Saturday, June 30, 2007
Thursday, June 28, 2007
I'm determined. I'm going to finish my seven circles of Chess Tactics for Beginners by the end of July. To do so I'm going to have to up my 1 hour of tactics to 4 hours every day. I'm 3/4 of the way done with my third circle and I'm already tired of seeing the same problems over and over. I'm ready to move on to Chess Tactics for Intermediate Players.
Like all of us, I have a few things going in my life right now that threaten the completion of my goal. So I'm going to have to wake up earlier to make it happen. All of this with an analyzed game a day of course.
Wish me luck!
Saturday, June 9, 2007
Just completed circle 2! Here are my stats:
I'm glad to see I've made some improvement since circle 1, and hopefully circles 3->7 will be even easier. You may have noticed I've slowed down considerably from my initial 2 hour 40 min a day tactical workout. Right now I try to get 2 hours in but most days I just do 1. This is to allow time for one slow game each day and for the annoying distraction known as life >:|
Sometimes I wish I could just run away to some obscure country and live my life as a chess monk. As long as they have wi-fi and running water I'd be good to go. ;D
Anyhoo, I've been making some more progress with my blindfold chess drills. You may remember a recent post (this one) where I illustrated how my brain likes to break up the board. Well now that I've got all the components down pat, I've got to sew them together. So now each time the knight in my head lands on a square, it transforms into a little bishop and I visualize the diagonals. Pretty soon I'll have a fully functional, dynamic chess board on call in my head and then I can start adding pieces slowly. Here is the second part of that article that explains it better:
Now that you are able to move the knight in your mind, let's extend the method to include board interaction. [The objective here is to relate a specifc square to the rest of the board.] When a knight lands on a square, your task now is to visualize that square's connecting diagonals. In the case of the a1-square, there is only one diagonal. Thus, the a1-square's connecting diagonal is made up of the squares, a1, b2, c3, d4, e5, f6, g7, and h8. All these squares are black, so visualize them as such.

Available data:
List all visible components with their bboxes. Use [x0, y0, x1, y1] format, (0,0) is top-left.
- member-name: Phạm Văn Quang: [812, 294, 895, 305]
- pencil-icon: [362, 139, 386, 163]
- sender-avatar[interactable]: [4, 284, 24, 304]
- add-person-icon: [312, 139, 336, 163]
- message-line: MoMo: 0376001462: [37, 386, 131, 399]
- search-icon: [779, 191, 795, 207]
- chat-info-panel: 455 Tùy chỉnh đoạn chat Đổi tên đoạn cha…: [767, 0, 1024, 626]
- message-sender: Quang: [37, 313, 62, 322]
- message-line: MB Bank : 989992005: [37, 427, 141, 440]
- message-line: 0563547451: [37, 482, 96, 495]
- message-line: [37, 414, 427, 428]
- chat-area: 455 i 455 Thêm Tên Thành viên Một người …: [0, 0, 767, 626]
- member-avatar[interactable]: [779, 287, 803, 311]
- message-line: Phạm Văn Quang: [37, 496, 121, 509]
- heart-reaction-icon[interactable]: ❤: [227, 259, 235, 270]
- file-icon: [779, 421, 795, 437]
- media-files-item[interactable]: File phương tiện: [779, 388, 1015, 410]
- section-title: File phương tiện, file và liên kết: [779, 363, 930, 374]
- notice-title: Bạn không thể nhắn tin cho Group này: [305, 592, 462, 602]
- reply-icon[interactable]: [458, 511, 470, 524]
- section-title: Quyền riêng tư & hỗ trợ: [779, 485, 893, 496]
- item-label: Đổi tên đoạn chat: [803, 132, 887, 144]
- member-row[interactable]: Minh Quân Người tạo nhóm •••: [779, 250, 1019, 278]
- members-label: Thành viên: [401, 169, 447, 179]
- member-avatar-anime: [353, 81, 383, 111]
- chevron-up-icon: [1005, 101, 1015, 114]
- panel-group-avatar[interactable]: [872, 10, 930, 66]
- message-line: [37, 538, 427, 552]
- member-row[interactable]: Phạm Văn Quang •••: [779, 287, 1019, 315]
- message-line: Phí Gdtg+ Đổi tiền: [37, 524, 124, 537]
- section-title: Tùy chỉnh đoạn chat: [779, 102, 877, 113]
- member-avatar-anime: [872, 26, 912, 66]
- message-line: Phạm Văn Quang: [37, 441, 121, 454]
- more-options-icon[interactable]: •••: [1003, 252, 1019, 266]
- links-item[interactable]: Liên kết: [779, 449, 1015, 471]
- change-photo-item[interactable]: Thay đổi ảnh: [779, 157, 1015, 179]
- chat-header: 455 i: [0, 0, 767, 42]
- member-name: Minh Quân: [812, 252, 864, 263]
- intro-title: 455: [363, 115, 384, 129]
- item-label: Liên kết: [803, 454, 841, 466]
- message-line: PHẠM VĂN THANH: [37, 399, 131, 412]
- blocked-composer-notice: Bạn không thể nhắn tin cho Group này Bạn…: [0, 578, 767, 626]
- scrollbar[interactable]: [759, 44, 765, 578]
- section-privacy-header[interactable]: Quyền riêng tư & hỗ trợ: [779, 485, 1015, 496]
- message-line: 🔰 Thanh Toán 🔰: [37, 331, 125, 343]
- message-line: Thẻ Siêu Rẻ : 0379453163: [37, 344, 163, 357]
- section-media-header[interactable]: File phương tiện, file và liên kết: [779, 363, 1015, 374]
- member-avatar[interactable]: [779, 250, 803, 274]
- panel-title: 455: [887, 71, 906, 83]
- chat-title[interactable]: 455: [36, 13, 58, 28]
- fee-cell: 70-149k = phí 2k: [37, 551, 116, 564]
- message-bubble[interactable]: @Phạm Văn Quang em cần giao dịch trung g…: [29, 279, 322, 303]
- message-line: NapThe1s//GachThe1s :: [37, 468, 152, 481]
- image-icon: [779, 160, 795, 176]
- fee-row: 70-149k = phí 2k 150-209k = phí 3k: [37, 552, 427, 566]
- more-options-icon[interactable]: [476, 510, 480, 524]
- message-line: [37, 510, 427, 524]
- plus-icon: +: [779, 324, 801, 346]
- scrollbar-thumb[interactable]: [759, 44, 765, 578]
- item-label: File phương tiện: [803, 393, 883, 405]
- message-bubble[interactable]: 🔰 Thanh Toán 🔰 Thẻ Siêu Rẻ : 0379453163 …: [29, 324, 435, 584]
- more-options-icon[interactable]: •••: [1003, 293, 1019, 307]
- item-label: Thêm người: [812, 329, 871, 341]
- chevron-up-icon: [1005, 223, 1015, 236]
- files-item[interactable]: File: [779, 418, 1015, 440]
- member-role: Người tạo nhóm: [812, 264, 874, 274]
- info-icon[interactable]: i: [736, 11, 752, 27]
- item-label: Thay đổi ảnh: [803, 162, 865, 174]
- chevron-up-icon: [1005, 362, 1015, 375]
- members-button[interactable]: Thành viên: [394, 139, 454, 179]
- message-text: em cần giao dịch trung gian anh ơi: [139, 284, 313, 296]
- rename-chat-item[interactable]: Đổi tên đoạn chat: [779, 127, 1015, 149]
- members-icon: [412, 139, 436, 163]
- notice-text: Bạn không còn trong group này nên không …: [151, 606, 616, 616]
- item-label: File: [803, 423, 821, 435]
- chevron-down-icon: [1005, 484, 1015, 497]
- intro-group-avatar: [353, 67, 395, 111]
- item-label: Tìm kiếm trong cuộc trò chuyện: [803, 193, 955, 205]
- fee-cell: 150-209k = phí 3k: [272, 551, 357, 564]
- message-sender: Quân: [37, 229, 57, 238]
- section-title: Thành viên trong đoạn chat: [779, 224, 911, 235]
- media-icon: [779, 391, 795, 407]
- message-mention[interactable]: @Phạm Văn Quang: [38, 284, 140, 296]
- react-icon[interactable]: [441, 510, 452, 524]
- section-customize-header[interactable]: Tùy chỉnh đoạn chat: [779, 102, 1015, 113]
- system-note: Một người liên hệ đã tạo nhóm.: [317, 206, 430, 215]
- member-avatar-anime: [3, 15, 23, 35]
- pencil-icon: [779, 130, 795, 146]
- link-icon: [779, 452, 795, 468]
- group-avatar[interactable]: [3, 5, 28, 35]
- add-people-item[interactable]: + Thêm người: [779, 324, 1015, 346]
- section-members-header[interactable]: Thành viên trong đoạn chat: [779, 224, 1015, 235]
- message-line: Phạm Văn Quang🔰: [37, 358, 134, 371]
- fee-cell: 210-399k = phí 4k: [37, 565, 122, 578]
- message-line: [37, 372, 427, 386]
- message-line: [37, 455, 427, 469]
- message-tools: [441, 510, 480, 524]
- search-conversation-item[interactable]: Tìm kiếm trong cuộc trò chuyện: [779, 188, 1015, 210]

Tasks:
1 > Answer these questions about the chess training blog, using only what it states.
(a) By the end of which month does the writer plan to finish the seven circles of Chess Tactics for Beginners?
(b) How long was the writer's initial daily tactical workout?
(c) Which squares make up the a1-square's connecting diagonal?
2 > Reproduce the chess training blog word for word, from "Saturday, June 30, 2007" up to and including "Wish me luck!".

Responses by item number:
1 >
(a) July.
(b) 2 hours 40 minutes a day.
(c) a1, b2, c3, d4, e5, f6, g7, and h8.

2 >
Saturday, June 30, 2007
Thursday, June 28, 2007
I'm determined. I'm going to finish my seven circles of Chess Tactics for Beginners by the end of July. To do so I'm going to have to up my 1 hour of tactics to 4 hours every day. I'm 3/4 of the way done with my third circle and I'm already tired of seeing the same problems over and over. I'm ready to move on to Chess Tactics for Intermediate Players.
Like all of us, I have a few things going in my life right now that threaten the completion of my goal. So I'm going to have to wake up earlier to make it happen. All of this with an analyzed game a day of course.
Wish me luck!